Work instructions ->
Work out how many lines of the material below mention the word "peaks"; reply with the number only.

Data lines ->
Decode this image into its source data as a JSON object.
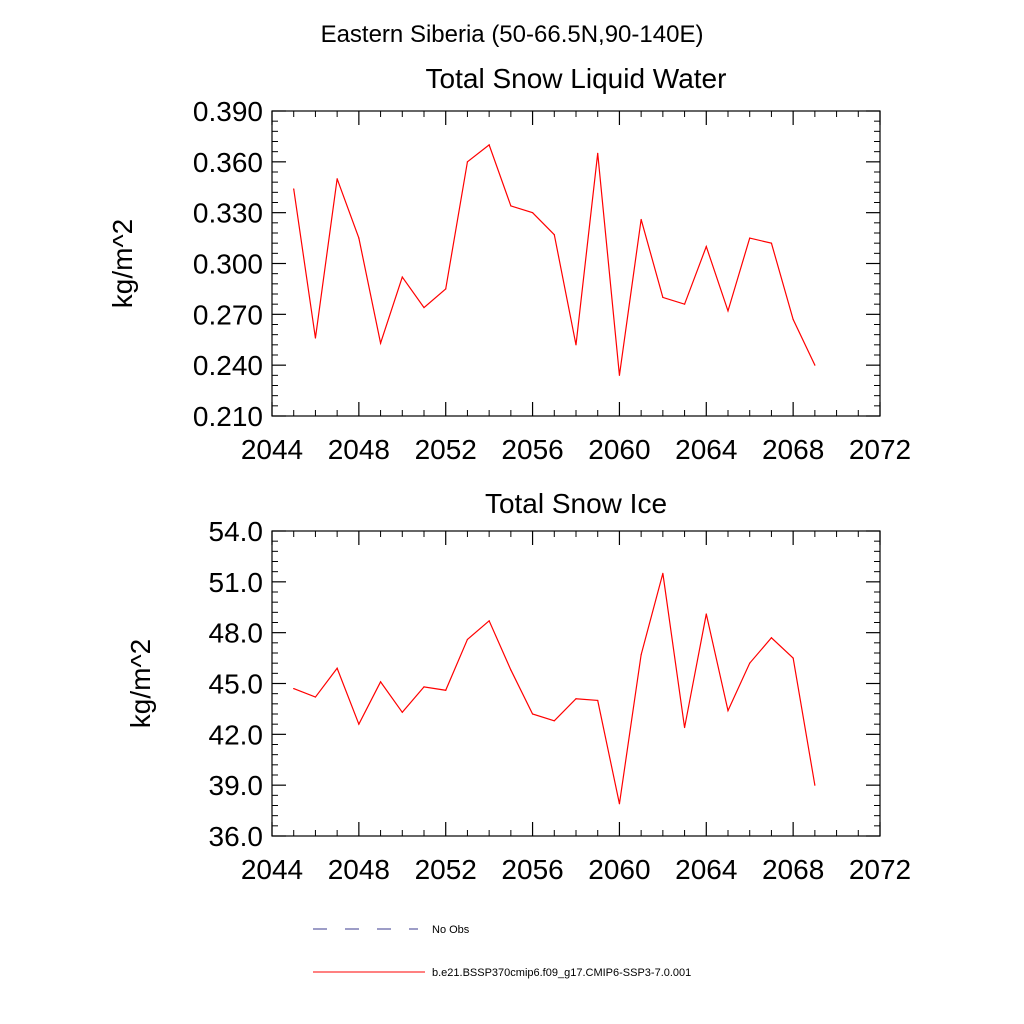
{
  "figure_title": "Eastern Siberia (50-66.5N,90-140E)",
  "colors": {
    "model_line": "#ff0000",
    "obs_line": "#3b3b8f",
    "axis": "#000000"
  },
  "legend": {
    "placement": "bottom",
    "entries": [
      {
        "label": "No Obs",
        "style": "dashed",
        "color": "#3b3b8f"
      },
      {
        "label": "b.e21.BSSP370cmip6.f09_g17.CMIP6-SSP3-7.0.001",
        "style": "solid",
        "color": "#ff0000"
      }
    ]
  },
  "chart_data": [
    {
      "type": "line",
      "title": "Total Snow Liquid Water",
      "xlabel": "",
      "ylabel": "kg/m^2",
      "xlim": [
        2044,
        2072
      ],
      "ylim": [
        0.21,
        0.39
      ],
      "x_ticks": [
        2044,
        2048,
        2052,
        2056,
        2060,
        2064,
        2068,
        2072
      ],
      "x_tick_labels": [
        "2044",
        "2048",
        "2052",
        "2056",
        "2060",
        "2064",
        "2068",
        "2072"
      ],
      "y_ticks": [
        0.21,
        0.24,
        0.27,
        0.3,
        0.33,
        0.36,
        0.39
      ],
      "y_tick_labels": [
        "0.210",
        "0.240",
        "0.270",
        "0.300",
        "0.330",
        "0.360",
        "0.390"
      ],
      "x_minor_step": 1,
      "y_minor_step": 0.006,
      "grid": false,
      "x": [
        2045,
        2046,
        2047,
        2048,
        2049,
        2050,
        2051,
        2052,
        2053,
        2054,
        2055,
        2056,
        2057,
        2058,
        2059,
        2060,
        2061,
        2062,
        2063,
        2064,
        2065,
        2066,
        2067,
        2068,
        2069
      ],
      "series": [
        {
          "name": "b.e21.BSSP370cmip6.f09_g17.CMIP6-SSP3-7.0.001",
          "values": [
            0.344,
            0.256,
            0.35,
            0.315,
            0.253,
            0.292,
            0.274,
            0.285,
            0.36,
            0.37,
            0.334,
            0.33,
            0.317,
            0.252,
            0.365,
            0.234,
            0.326,
            0.28,
            0.276,
            0.31,
            0.272,
            0.315,
            0.312,
            0.267,
            0.24
          ]
        }
      ]
    },
    {
      "type": "line",
      "title": "Total Snow Ice",
      "xlabel": "",
      "ylabel": "kg/m^2",
      "xlim": [
        2044,
        2072
      ],
      "ylim": [
        36.0,
        54.0
      ],
      "x_ticks": [
        2044,
        2048,
        2052,
        2056,
        2060,
        2064,
        2068,
        2072
      ],
      "x_tick_labels": [
        "2044",
        "2048",
        "2052",
        "2056",
        "2060",
        "2064",
        "2068",
        "2072"
      ],
      "y_ticks": [
        36.0,
        39.0,
        42.0,
        45.0,
        48.0,
        51.0,
        54.0
      ],
      "y_tick_labels": [
        "36.0",
        "39.0",
        "42.0",
        "45.0",
        "48.0",
        "51.0",
        "54.0"
      ],
      "x_minor_step": 1,
      "y_minor_step": 0.6,
      "grid": false,
      "x": [
        2045,
        2046,
        2047,
        2048,
        2049,
        2050,
        2051,
        2052,
        2053,
        2054,
        2055,
        2056,
        2057,
        2058,
        2059,
        2060,
        2061,
        2062,
        2063,
        2064,
        2065,
        2066,
        2067,
        2068,
        2069
      ],
      "series": [
        {
          "name": "b.e21.BSSP370cmip6.f09_g17.CMIP6-SSP3-7.0.001",
          "values": [
            44.7,
            44.2,
            45.9,
            42.6,
            45.1,
            43.3,
            44.8,
            44.6,
            47.6,
            48.7,
            45.8,
            43.2,
            42.8,
            44.1,
            44.0,
            37.9,
            46.7,
            51.5,
            42.4,
            49.1,
            43.4,
            46.2,
            47.7,
            46.5,
            39.0
          ]
        }
      ]
    }
  ]
}
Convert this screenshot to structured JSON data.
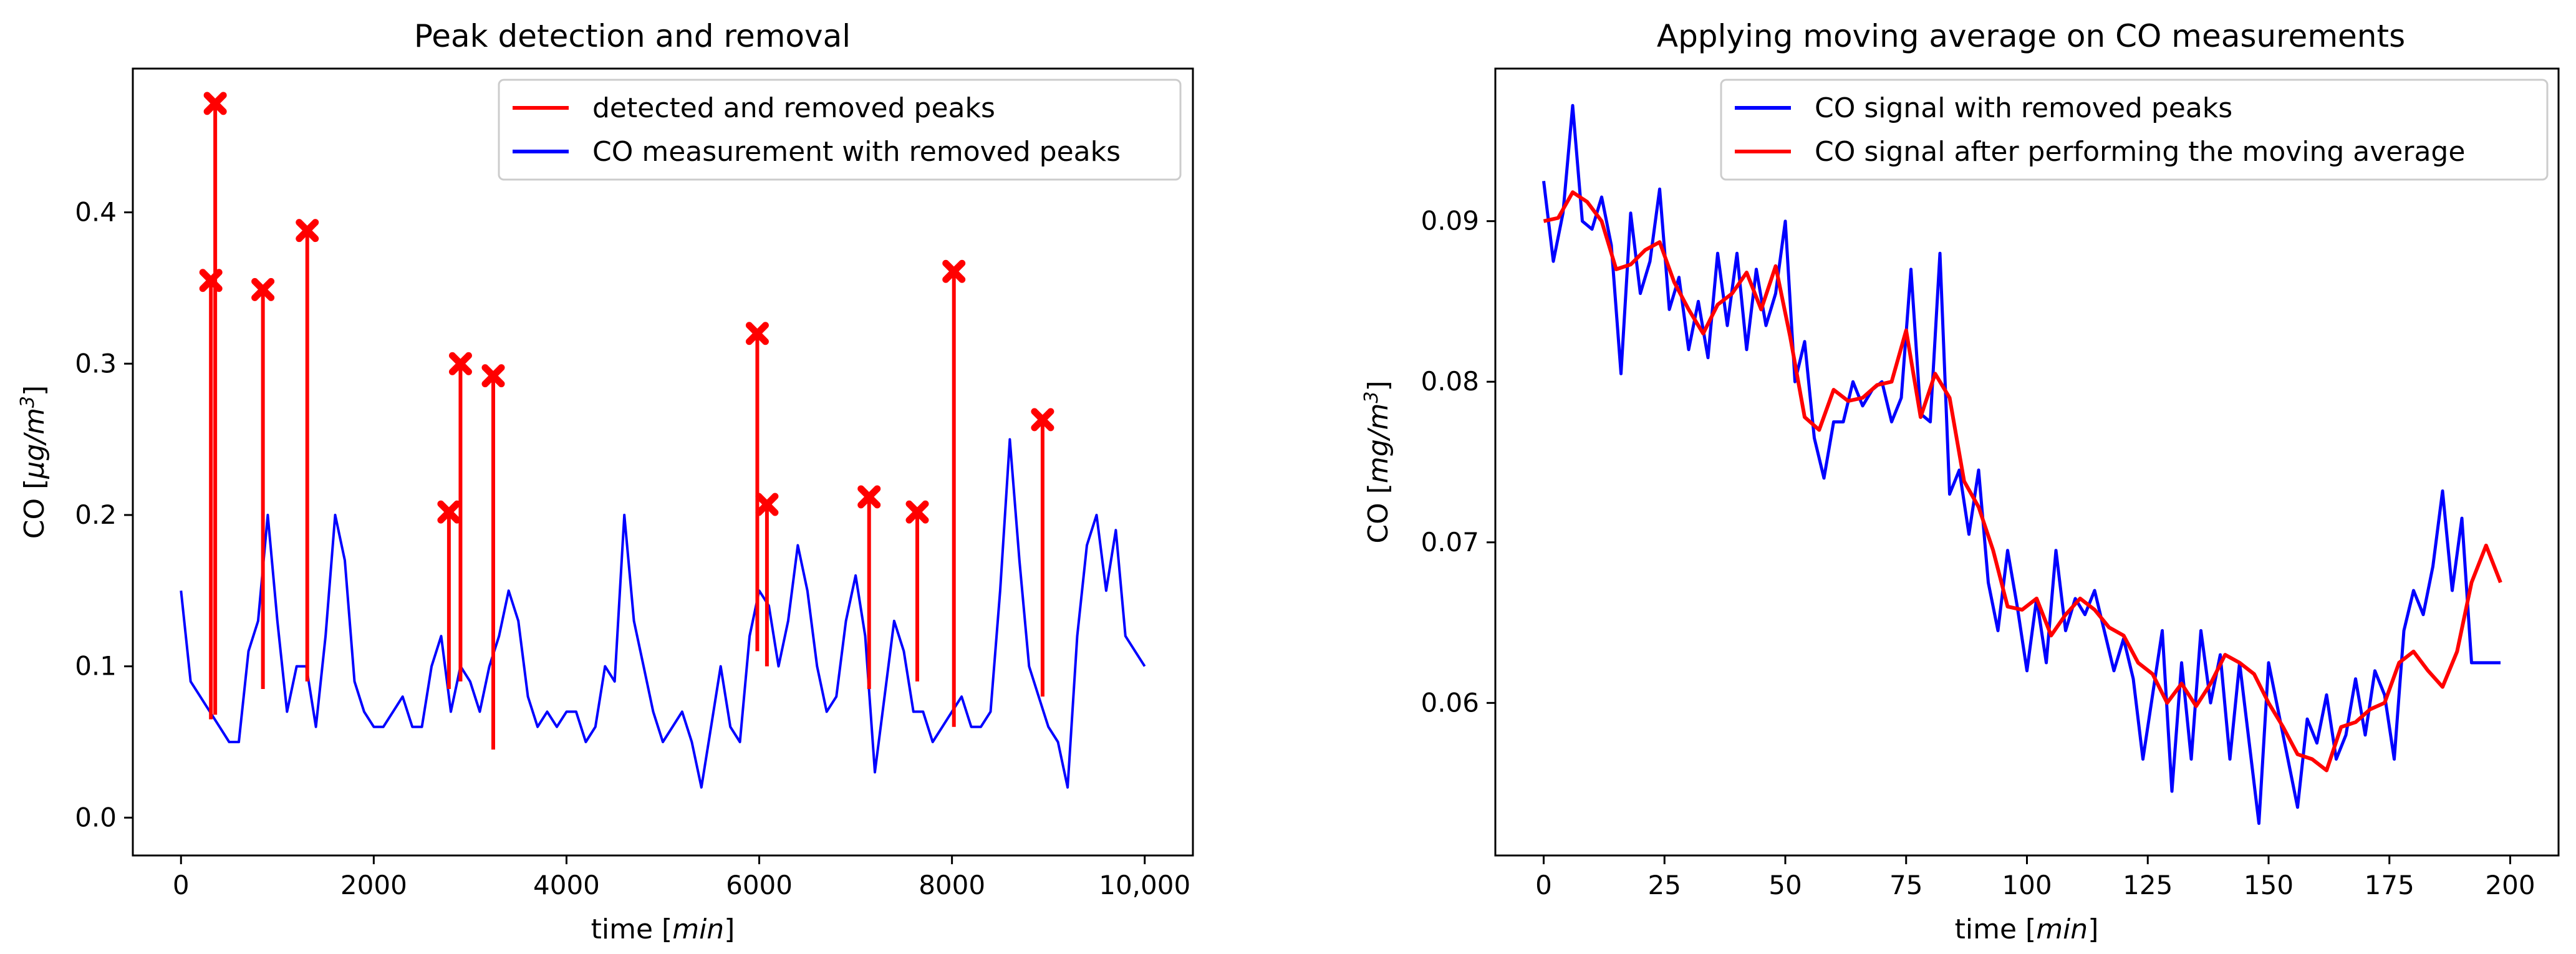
{
  "chart_data": [
    {
      "type": "line",
      "title": "Peak detection and removal",
      "xlabel": "time",
      "xlabel_unit": "min",
      "ylabel": "CO",
      "ylabel_unit": "μg/m",
      "ylabel_exp": "3",
      "xlim": [
        -500,
        10500
      ],
      "ylim": [
        -0.025,
        0.495
      ],
      "xticks": [
        0,
        2000,
        4000,
        6000,
        8000,
        10000
      ],
      "xtick_labels": [
        "0",
        "2000",
        "4000",
        "6000",
        "8000",
        "10,000"
      ],
      "yticks": [
        0.0,
        0.1,
        0.2,
        0.3,
        0.4
      ],
      "ytick_labels": [
        "0.0",
        "0.1",
        "0.2",
        "0.3",
        "0.4"
      ],
      "legend_position": "top-right",
      "colors": {
        "peaks": "#ff0000",
        "signal": "#0000ff"
      },
      "series": [
        {
          "name": "detected and removed peaks",
          "style": "vertical-lines-with-x-markers",
          "peaks": [
            {
              "x": 310,
              "base": 0.065,
              "y": 0.355
            },
            {
              "x": 355,
              "base": 0.068,
              "y": 0.472
            },
            {
              "x": 850,
              "base": 0.085,
              "y": 0.349
            },
            {
              "x": 1310,
              "base": 0.09,
              "y": 0.388
            },
            {
              "x": 2780,
              "base": 0.085,
              "y": 0.202
            },
            {
              "x": 2900,
              "base": 0.09,
              "y": 0.3
            },
            {
              "x": 3240,
              "base": 0.045,
              "y": 0.292
            },
            {
              "x": 5980,
              "base": 0.11,
              "y": 0.32
            },
            {
              "x": 6080,
              "base": 0.1,
              "y": 0.207
            },
            {
              "x": 7140,
              "base": 0.085,
              "y": 0.212
            },
            {
              "x": 7640,
              "base": 0.09,
              "y": 0.202
            },
            {
              "x": 8020,
              "base": 0.06,
              "y": 0.361
            },
            {
              "x": 8940,
              "base": 0.08,
              "y": 0.263
            }
          ]
        },
        {
          "name": "CO measurement with removed peaks",
          "style": "line",
          "x": [
            0,
            100,
            200,
            300,
            400,
            500,
            600,
            700,
            800,
            900,
            1000,
            1100,
            1200,
            1300,
            1400,
            1500,
            1600,
            1700,
            1800,
            1900,
            2000,
            2100,
            2200,
            2300,
            2400,
            2500,
            2600,
            2700,
            2800,
            2900,
            3000,
            3100,
            3200,
            3300,
            3400,
            3500,
            3600,
            3700,
            3800,
            3900,
            4000,
            4100,
            4200,
            4300,
            4400,
            4500,
            4600,
            4700,
            4800,
            4900,
            5000,
            5100,
            5200,
            5300,
            5400,
            5500,
            5600,
            5700,
            5800,
            5900,
            6000,
            6100,
            6200,
            6300,
            6400,
            6500,
            6600,
            6700,
            6800,
            6900,
            7000,
            7100,
            7200,
            7300,
            7400,
            7500,
            7600,
            7700,
            7800,
            7900,
            8000,
            8100,
            8200,
            8300,
            8400,
            8500,
            8600,
            8700,
            8800,
            8900,
            9000,
            9100,
            9200,
            9300,
            9400,
            9500,
            9600,
            9700,
            9800,
            9900,
            10000
          ],
          "y": [
            0.15,
            0.09,
            0.08,
            0.07,
            0.06,
            0.05,
            0.05,
            0.11,
            0.13,
            0.2,
            0.13,
            0.07,
            0.1,
            0.1,
            0.06,
            0.12,
            0.2,
            0.17,
            0.09,
            0.07,
            0.06,
            0.06,
            0.07,
            0.08,
            0.06,
            0.06,
            0.1,
            0.12,
            0.07,
            0.1,
            0.09,
            0.07,
            0.1,
            0.12,
            0.15,
            0.13,
            0.08,
            0.06,
            0.07,
            0.06,
            0.07,
            0.07,
            0.05,
            0.06,
            0.1,
            0.09,
            0.2,
            0.13,
            0.1,
            0.07,
            0.05,
            0.06,
            0.07,
            0.05,
            0.02,
            0.06,
            0.1,
            0.06,
            0.05,
            0.12,
            0.15,
            0.14,
            0.1,
            0.13,
            0.18,
            0.15,
            0.1,
            0.07,
            0.08,
            0.13,
            0.16,
            0.12,
            0.03,
            0.08,
            0.13,
            0.11,
            0.07,
            0.07,
            0.05,
            0.06,
            0.07,
            0.08,
            0.06,
            0.06,
            0.07,
            0.15,
            0.25,
            0.17,
            0.1,
            0.08,
            0.06,
            0.05,
            0.02,
            0.12,
            0.18,
            0.2,
            0.15,
            0.19,
            0.12,
            0.11,
            0.1
          ]
        }
      ]
    },
    {
      "type": "line",
      "title": "Applying moving average on CO measurements",
      "xlabel": "time",
      "xlabel_unit": "min",
      "ylabel": "CO",
      "ylabel_unit": "mg/m",
      "ylabel_exp": "3",
      "xlim": [
        -10,
        210
      ],
      "ylim": [
        0.0505,
        0.0995
      ],
      "xticks": [
        0,
        25,
        50,
        75,
        100,
        125,
        150,
        175,
        200
      ],
      "xtick_labels": [
        "0",
        "25",
        "50",
        "75",
        "100",
        "125",
        "150",
        "175",
        "200"
      ],
      "yticks": [
        0.06,
        0.07,
        0.08,
        0.09
      ],
      "ytick_labels": [
        "0.06",
        "0.07",
        "0.08",
        "0.09"
      ],
      "legend_position": "top-right",
      "colors": {
        "signal": "#0000ff",
        "average": "#ff0000"
      },
      "series": [
        {
          "name": "CO signal with removed peaks",
          "color": "#0000ff",
          "x": [
            0,
            2,
            4,
            6,
            8,
            10,
            12,
            14,
            16,
            18,
            20,
            22,
            24,
            26,
            28,
            30,
            32,
            34,
            36,
            38,
            40,
            42,
            44,
            46,
            48,
            50,
            52,
            54,
            56,
            58,
            60,
            62,
            64,
            66,
            68,
            70,
            72,
            74,
            76,
            78,
            80,
            82,
            84,
            86,
            88,
            90,
            92,
            94,
            96,
            98,
            100,
            102,
            104,
            106,
            108,
            110,
            112,
            114,
            116,
            118,
            120,
            122,
            124,
            126,
            128,
            130,
            132,
            134,
            136,
            138,
            140,
            142,
            144,
            146,
            148,
            150,
            152,
            154,
            156,
            158,
            160,
            162,
            164,
            166,
            168,
            170,
            172,
            174,
            176,
            178,
            180,
            182,
            184,
            186,
            188,
            190,
            192,
            194,
            196,
            198
          ],
          "y": [
            0.0925,
            0.0875,
            0.0905,
            0.0972,
            0.09,
            0.0895,
            0.0915,
            0.0885,
            0.0805,
            0.0905,
            0.0855,
            0.0875,
            0.092,
            0.0845,
            0.0865,
            0.082,
            0.085,
            0.0815,
            0.088,
            0.0835,
            0.088,
            0.082,
            0.087,
            0.0835,
            0.0855,
            0.09,
            0.08,
            0.0825,
            0.0765,
            0.074,
            0.0775,
            0.0775,
            0.08,
            0.0785,
            0.0795,
            0.08,
            0.0775,
            0.079,
            0.087,
            0.078,
            0.0775,
            0.088,
            0.073,
            0.0745,
            0.0705,
            0.0745,
            0.0675,
            0.0645,
            0.0695,
            0.066,
            0.062,
            0.0665,
            0.0625,
            0.0695,
            0.0645,
            0.0665,
            0.0655,
            0.067,
            0.0645,
            0.062,
            0.064,
            0.0615,
            0.0565,
            0.0605,
            0.0645,
            0.0545,
            0.0625,
            0.0565,
            0.0645,
            0.06,
            0.063,
            0.0565,
            0.0625,
            0.0575,
            0.0525,
            0.0625,
            0.0595,
            0.0565,
            0.0535,
            0.059,
            0.0575,
            0.0605,
            0.0565,
            0.058,
            0.0615,
            0.058,
            0.062,
            0.0605,
            0.0565,
            0.0645,
            0.067,
            0.0655,
            0.0685,
            0.0732,
            0.067,
            0.0715,
            0.0625,
            0.0625,
            0.0625,
            0.0625
          ]
        },
        {
          "name": "CO signal after performing the moving average",
          "color": "#ff0000",
          "x": [
            0,
            3,
            6,
            9,
            12,
            15,
            18,
            21,
            24,
            27,
            30,
            33,
            36,
            39,
            42,
            45,
            48,
            51,
            54,
            57,
            60,
            63,
            66,
            69,
            72,
            75,
            78,
            81,
            84,
            87,
            90,
            93,
            96,
            99,
            102,
            105,
            108,
            111,
            114,
            117,
            120,
            123,
            126,
            129,
            132,
            135,
            138,
            141,
            144,
            147,
            150,
            153,
            156,
            159,
            162,
            165,
            168,
            171,
            174,
            177,
            180,
            183,
            186,
            189,
            192,
            195,
            198
          ],
          "y": [
            0.09,
            0.0902,
            0.0918,
            0.0912,
            0.09,
            0.087,
            0.0873,
            0.0882,
            0.0887,
            0.0862,
            0.0845,
            0.083,
            0.0848,
            0.0855,
            0.0868,
            0.0845,
            0.0872,
            0.0828,
            0.0778,
            0.077,
            0.0795,
            0.0788,
            0.079,
            0.0798,
            0.08,
            0.0832,
            0.0778,
            0.0805,
            0.079,
            0.0738,
            0.0722,
            0.0695,
            0.066,
            0.0658,
            0.0665,
            0.0642,
            0.0655,
            0.0665,
            0.0658,
            0.0647,
            0.0642,
            0.0625,
            0.0618,
            0.06,
            0.0612,
            0.0598,
            0.0612,
            0.063,
            0.0625,
            0.0618,
            0.06,
            0.0585,
            0.0568,
            0.0565,
            0.0558,
            0.0585,
            0.0588,
            0.0596,
            0.06,
            0.0625,
            0.0632,
            0.062,
            0.061,
            0.0632,
            0.0675,
            0.0698,
            0.0675
          ]
        }
      ]
    }
  ]
}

Reply to the task ->
5